Problems to work on →
A) How would you translate this sentence from the grammar discussion into Spanish: "I suspect the confusion was deliberate; either that, or the writer was enjoying the sound patterns."
B) Can you reproduce the grammar discussion word for word between "The use of baby-talk" and "the sound patterns.", inclusive?

I read a kids’ story book. In the story book, it says:

I talk dog talk to the dog.

[. . . .]

I talk baby talk to the baby, and the baby talks back to me.
Source: Talk, Talk, Talk, by Joy Cowley

Is it grammatically correct?

  • 3
    By the way you should say is it grammatically correct?
    – Bizhan
    Nov 24, 2014 at 13:57
  • 2
    Also, "it says", rather than "it saying". But yes, that sentence is; though "dog talk" isn't anywhere near as common as "baby talk", it's clear by extension from "baby talk" what it would mean, especially in that context.
    – neminem
    Nov 24, 2014 at 18:03

4 Answers 4


These sentences are a bit confusing at first glance, and would be a lot more readable if the writer employed a hyphen or quotation marks:

I talk dog-talk to the dog.

I talk "baby talk" to the baby.

(I assume that "I talk dog-talk" means that I am saying things like, "Woof woof!")

See OneLook for the definition of baby talk.

At least one author uses a hyphen:

The use of baby-talk into toddlerhood needs to be questioned.
(Source: Kind: Kids Independent, Not Dependent, by Mélodie Dupuis, 2010)

One could also reduce some of the confusion by changing the verb talk to use (and, as a result, the preposition to to with):

I use dog talk with the dog.

I use baby talk with the baby.

  • 8
    I suspect the confusion was deliberate; either that, or the writer was enjoying the sound patterns.

Given records →

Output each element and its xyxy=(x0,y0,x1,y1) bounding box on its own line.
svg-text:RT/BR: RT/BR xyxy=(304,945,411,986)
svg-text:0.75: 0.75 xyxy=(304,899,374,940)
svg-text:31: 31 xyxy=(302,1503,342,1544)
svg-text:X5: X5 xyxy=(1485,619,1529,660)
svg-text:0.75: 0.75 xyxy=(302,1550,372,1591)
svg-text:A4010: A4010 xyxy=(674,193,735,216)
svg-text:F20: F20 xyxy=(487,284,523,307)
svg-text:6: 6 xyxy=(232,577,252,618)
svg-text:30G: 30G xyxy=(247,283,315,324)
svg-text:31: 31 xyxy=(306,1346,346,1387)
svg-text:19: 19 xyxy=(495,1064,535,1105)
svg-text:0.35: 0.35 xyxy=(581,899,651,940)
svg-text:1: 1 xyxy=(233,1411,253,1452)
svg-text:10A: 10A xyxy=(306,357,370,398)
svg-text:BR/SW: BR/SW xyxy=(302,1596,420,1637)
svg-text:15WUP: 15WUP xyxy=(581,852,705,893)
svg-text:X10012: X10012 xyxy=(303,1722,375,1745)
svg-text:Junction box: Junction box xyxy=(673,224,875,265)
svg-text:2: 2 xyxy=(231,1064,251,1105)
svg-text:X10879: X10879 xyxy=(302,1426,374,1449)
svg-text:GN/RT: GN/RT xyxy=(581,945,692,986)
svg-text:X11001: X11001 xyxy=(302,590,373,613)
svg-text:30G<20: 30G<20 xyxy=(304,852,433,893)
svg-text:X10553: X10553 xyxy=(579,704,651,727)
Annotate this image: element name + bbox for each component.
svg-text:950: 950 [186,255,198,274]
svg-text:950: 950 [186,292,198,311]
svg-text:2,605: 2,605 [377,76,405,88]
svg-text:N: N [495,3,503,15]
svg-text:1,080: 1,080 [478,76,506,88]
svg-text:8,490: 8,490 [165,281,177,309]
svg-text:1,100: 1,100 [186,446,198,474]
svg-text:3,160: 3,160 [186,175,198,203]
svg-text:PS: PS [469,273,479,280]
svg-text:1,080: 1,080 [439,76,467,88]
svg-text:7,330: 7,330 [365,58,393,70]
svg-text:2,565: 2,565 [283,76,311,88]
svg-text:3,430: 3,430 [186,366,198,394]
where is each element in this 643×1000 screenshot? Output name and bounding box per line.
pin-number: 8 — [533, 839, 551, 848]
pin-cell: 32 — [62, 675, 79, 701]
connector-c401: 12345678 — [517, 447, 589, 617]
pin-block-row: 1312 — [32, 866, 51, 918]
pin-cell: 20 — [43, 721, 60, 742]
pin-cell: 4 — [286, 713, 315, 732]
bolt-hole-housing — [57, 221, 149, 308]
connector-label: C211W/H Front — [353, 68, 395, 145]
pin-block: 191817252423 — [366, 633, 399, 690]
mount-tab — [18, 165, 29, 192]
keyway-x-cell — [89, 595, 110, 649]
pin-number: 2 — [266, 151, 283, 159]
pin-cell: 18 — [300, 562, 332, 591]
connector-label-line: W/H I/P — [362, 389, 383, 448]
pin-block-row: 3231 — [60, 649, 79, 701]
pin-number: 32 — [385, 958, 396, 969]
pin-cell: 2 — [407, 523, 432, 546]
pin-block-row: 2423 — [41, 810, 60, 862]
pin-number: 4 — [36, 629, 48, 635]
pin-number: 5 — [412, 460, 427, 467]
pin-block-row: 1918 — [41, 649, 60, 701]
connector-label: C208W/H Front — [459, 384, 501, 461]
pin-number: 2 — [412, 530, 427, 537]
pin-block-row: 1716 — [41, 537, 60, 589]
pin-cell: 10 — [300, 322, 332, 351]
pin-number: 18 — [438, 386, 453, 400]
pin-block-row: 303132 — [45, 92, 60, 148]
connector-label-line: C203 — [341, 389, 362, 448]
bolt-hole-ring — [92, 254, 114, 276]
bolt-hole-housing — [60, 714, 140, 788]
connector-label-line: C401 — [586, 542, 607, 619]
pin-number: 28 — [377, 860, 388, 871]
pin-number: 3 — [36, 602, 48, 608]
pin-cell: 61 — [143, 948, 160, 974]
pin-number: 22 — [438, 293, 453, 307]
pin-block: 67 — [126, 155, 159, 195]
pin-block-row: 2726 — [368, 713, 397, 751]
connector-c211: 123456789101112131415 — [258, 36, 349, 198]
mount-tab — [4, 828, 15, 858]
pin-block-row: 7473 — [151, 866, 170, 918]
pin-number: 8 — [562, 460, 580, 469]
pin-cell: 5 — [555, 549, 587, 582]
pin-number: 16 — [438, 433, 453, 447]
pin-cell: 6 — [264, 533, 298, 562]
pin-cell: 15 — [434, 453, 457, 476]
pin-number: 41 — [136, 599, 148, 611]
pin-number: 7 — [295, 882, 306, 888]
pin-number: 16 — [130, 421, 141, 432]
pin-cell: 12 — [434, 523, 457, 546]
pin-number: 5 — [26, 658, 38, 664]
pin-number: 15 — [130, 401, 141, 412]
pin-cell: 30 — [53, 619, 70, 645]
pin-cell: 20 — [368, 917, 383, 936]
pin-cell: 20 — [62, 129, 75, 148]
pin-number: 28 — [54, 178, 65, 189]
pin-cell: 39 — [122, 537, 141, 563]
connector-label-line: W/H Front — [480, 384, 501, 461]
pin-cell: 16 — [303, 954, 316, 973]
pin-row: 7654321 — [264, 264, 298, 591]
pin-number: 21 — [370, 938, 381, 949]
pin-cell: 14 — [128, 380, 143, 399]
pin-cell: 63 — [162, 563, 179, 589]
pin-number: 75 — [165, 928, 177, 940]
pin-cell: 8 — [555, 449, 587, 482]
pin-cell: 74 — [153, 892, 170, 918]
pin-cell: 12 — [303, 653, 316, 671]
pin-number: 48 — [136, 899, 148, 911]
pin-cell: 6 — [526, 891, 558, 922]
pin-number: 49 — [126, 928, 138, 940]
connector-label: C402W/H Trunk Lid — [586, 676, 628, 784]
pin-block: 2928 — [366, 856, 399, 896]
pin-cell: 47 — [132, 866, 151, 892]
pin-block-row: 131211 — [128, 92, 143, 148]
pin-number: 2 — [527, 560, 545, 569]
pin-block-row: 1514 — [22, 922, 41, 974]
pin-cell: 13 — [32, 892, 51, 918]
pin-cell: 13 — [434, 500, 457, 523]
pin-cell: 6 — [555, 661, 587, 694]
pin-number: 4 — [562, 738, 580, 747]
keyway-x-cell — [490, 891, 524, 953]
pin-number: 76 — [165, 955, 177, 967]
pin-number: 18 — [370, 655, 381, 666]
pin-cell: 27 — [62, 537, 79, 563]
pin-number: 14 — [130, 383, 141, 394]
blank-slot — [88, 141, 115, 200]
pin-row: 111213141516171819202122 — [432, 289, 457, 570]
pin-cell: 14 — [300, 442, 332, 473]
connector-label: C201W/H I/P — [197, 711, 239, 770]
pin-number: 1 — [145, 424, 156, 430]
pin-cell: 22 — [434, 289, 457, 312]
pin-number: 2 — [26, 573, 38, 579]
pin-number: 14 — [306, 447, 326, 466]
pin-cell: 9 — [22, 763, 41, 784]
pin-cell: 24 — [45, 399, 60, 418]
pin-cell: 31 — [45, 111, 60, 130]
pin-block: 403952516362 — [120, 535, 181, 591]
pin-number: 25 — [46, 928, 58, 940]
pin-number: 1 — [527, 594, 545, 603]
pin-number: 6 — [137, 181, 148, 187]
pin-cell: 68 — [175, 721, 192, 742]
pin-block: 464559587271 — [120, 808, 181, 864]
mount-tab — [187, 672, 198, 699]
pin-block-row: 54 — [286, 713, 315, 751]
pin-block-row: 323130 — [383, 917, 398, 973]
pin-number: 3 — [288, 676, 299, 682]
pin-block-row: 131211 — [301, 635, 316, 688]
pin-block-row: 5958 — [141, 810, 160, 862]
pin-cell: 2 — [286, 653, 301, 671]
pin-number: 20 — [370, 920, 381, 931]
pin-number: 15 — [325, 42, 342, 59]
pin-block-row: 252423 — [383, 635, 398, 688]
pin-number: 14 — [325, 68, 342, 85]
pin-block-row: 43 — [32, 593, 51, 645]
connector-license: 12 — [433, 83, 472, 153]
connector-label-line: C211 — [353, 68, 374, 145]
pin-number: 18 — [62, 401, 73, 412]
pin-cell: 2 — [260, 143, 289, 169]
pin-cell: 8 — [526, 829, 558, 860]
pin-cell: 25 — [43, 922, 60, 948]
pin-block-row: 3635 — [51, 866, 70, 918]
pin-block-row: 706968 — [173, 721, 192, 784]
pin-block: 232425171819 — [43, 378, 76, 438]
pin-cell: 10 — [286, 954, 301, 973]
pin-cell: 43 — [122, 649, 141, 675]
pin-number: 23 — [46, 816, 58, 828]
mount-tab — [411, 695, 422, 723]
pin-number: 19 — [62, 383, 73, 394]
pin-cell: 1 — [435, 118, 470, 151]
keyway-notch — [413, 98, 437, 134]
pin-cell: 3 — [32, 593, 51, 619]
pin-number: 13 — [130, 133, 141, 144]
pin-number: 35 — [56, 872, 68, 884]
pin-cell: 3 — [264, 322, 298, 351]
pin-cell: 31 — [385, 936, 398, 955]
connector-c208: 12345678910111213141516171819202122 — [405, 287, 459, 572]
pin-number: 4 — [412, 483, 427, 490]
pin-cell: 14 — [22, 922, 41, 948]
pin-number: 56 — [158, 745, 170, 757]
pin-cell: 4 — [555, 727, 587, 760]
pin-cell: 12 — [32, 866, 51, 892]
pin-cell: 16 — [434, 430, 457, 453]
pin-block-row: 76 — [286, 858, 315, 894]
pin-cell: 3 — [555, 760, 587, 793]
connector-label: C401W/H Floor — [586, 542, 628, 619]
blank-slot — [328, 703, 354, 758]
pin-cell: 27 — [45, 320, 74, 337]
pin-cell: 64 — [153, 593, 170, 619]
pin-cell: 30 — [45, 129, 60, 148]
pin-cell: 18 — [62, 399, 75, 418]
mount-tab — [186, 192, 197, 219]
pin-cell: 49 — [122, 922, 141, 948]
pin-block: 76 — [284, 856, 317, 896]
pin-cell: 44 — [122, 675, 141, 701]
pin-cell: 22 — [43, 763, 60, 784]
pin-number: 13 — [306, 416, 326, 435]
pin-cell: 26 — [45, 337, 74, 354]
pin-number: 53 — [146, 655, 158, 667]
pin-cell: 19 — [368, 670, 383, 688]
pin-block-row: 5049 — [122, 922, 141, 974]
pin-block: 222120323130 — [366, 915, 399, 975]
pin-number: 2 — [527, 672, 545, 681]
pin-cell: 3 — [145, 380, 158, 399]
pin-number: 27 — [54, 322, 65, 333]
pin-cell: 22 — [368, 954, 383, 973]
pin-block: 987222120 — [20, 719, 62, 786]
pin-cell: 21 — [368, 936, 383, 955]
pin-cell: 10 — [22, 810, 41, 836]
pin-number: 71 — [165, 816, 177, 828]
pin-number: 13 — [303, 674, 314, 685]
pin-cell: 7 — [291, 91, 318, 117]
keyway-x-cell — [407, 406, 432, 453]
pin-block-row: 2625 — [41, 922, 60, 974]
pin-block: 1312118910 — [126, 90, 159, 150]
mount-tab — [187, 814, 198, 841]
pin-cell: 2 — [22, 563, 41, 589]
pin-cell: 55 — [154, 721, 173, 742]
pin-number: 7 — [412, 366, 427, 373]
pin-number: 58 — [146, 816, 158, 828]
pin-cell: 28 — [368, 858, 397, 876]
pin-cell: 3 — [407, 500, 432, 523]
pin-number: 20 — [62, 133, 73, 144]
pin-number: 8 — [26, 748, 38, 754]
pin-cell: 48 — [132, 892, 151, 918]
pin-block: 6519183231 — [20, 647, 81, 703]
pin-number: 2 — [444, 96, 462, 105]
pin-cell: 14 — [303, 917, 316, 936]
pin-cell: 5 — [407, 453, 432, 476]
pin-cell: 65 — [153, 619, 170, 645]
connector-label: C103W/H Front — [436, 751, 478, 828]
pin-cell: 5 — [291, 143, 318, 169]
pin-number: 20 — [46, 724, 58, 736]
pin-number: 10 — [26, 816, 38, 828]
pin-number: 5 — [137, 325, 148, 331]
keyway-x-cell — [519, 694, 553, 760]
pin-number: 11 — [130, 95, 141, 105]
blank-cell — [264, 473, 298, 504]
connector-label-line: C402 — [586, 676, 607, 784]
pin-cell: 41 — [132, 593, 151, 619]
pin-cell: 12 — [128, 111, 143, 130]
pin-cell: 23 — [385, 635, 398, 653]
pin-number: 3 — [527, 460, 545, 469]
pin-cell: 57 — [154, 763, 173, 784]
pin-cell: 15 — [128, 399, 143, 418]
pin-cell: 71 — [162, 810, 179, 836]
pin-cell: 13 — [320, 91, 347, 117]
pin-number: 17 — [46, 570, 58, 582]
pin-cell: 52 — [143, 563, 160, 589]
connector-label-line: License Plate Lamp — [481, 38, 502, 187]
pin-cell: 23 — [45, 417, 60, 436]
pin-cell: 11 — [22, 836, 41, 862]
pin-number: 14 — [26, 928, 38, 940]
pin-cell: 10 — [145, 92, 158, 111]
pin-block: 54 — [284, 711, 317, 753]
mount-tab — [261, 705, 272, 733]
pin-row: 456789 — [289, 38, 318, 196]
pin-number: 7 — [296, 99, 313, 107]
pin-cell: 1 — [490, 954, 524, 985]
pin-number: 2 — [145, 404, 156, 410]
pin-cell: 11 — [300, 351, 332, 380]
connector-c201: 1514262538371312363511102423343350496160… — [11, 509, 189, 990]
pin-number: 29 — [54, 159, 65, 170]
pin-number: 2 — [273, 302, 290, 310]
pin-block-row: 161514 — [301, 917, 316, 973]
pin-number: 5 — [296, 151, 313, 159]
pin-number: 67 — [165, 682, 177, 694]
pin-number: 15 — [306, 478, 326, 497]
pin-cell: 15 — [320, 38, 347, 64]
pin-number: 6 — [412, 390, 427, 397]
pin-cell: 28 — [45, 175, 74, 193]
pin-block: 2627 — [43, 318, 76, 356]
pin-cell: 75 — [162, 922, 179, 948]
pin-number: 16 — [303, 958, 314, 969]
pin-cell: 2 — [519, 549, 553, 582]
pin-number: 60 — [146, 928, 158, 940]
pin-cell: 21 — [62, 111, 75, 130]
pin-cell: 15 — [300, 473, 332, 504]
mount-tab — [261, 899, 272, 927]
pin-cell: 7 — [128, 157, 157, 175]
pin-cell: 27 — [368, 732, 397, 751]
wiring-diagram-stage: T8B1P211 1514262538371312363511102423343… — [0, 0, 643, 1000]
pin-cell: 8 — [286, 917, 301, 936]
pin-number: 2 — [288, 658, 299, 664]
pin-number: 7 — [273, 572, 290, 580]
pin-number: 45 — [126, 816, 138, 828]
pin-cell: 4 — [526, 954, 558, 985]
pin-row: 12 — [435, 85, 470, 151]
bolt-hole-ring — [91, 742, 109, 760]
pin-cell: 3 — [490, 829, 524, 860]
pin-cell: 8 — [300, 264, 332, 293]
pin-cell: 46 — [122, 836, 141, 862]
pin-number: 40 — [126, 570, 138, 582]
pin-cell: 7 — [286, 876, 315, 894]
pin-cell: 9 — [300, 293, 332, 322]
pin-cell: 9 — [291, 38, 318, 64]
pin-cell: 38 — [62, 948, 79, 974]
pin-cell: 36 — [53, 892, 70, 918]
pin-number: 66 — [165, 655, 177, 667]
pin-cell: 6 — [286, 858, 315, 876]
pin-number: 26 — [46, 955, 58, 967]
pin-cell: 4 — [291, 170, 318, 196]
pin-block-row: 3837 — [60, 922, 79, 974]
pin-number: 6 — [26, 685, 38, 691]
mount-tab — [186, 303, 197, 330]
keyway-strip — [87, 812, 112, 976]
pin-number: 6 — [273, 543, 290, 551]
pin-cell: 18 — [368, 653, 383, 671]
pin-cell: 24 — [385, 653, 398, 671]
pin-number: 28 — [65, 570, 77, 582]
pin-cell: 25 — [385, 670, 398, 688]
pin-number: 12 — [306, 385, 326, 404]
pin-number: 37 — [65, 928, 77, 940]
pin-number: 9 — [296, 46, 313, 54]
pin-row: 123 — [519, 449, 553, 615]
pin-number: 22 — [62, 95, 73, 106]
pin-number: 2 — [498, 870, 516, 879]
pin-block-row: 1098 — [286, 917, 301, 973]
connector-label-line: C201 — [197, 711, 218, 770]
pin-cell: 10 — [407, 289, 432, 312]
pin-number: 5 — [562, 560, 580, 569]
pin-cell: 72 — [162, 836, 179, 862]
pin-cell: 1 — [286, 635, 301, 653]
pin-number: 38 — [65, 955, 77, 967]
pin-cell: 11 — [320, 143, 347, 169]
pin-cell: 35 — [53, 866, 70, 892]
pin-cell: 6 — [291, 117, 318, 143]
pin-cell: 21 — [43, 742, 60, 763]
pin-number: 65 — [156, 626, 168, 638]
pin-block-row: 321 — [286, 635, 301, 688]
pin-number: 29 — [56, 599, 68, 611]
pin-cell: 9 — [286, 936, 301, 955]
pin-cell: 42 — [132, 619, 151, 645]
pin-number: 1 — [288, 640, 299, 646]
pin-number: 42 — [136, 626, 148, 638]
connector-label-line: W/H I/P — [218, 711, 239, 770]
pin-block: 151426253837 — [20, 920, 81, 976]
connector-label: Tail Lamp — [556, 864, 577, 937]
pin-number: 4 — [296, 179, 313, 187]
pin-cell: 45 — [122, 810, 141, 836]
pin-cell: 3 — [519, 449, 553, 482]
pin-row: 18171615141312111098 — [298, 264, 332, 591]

Responses per task →
A) Sospecho que la confusión fue deliberada; o eso, o el autor estaba disfrutando de los patrones sonoros.

B)
The use of baby-talk into toddlerhood needs to be questioned.
(Source: Kind: Kids Independent, Not Dependent, by Mélodie Dupuis, 2010)

One could also reduce some of the confusion by changing the verb talk to use (and, as a result, the preposition to to with):

I use dog talk with the dog.

I use baby talk with the baby.

  • 8
    I suspect the confusion was deliberate; either that, or the writer was enjoying the sound patterns.